GOAL OF THE EXERCISE: Below you will find a set of lines. Repeat them all exactly.

RECORDS SHOWN:
##########
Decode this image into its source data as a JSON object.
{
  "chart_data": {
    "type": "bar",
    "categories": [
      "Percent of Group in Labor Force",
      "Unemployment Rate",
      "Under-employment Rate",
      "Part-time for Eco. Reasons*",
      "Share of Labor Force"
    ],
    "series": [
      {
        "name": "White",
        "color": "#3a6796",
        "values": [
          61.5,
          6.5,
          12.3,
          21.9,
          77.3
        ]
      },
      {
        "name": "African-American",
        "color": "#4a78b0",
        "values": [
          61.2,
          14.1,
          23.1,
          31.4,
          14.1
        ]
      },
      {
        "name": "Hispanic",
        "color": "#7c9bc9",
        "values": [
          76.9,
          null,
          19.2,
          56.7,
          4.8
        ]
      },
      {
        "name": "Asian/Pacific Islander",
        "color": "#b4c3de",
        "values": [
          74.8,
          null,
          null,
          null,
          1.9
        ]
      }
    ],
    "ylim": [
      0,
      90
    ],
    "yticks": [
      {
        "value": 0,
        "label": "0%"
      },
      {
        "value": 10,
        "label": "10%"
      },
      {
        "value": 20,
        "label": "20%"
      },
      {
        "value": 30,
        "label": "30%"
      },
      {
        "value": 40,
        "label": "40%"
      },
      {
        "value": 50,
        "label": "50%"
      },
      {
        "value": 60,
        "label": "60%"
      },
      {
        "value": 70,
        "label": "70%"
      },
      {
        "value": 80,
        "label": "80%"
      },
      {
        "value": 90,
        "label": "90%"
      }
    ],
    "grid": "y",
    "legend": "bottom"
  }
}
##########
EXERCISE RESULT:
Decode this image into its source data as a JSON object.
{
  "chart_data": {
    "type": "bar",
    "categories": [
      "Percent of Group in Labor Force",
      "Unemployment Rate",
      "Under-employment Rate",
      "Part-time for Eco. Reasons*",
      "Share of Labor Force"
    ],
    "series": [
      {
        "name": "White",
        "color": "#3a6796",
        "values": [
          61.5,
          6.5,
          12.3,
          21.9,
          77.3
        ]
      },
      {
        "name": "African-American",
        "color": "#4a78b0",
        "values": [
          61.2,
          14.1,
          23.1,
          31.4,
          14.1
        ]
      },
      {
        "name": "Hispanic",
        "color": "#7c9bc9",
        "values": [
          76.9,
          null,
          19.2,
          56.7,
          4.8
        ]
      },
      {
        "name": "Asian/Pacific Islander",
        "color": "#b4c3de",
        "values": [
          74.8,
          null,
          null,
          null,
          1.9
        ]
      }
    ],
    "ylim": [
      0,
      90
    ],
    "yticks": [
      {
        "value": 0,
        "label": "0%"
      },
      {
        "value": 10,
        "label": "10%"
      },
      {
        "value": 20,
        "label": "20%"
      },
      {
        "value": 30,
        "label": "30%"
      },
      {
        "value": 40,
        "label": "40%"
      },
      {
        "value": 50,
        "label": "50%"
      },
      {
        "value": 60,
        "label": "60%"
      },
      {
        "value": 70,
        "label": "70%"
      },
      {
        "value": 80,
        "label": "80%"
      },
      {
        "value": 90,
        "label": "90%"
      }
    ],
    "grid": "y",
    "legend": "bottom"
  }
}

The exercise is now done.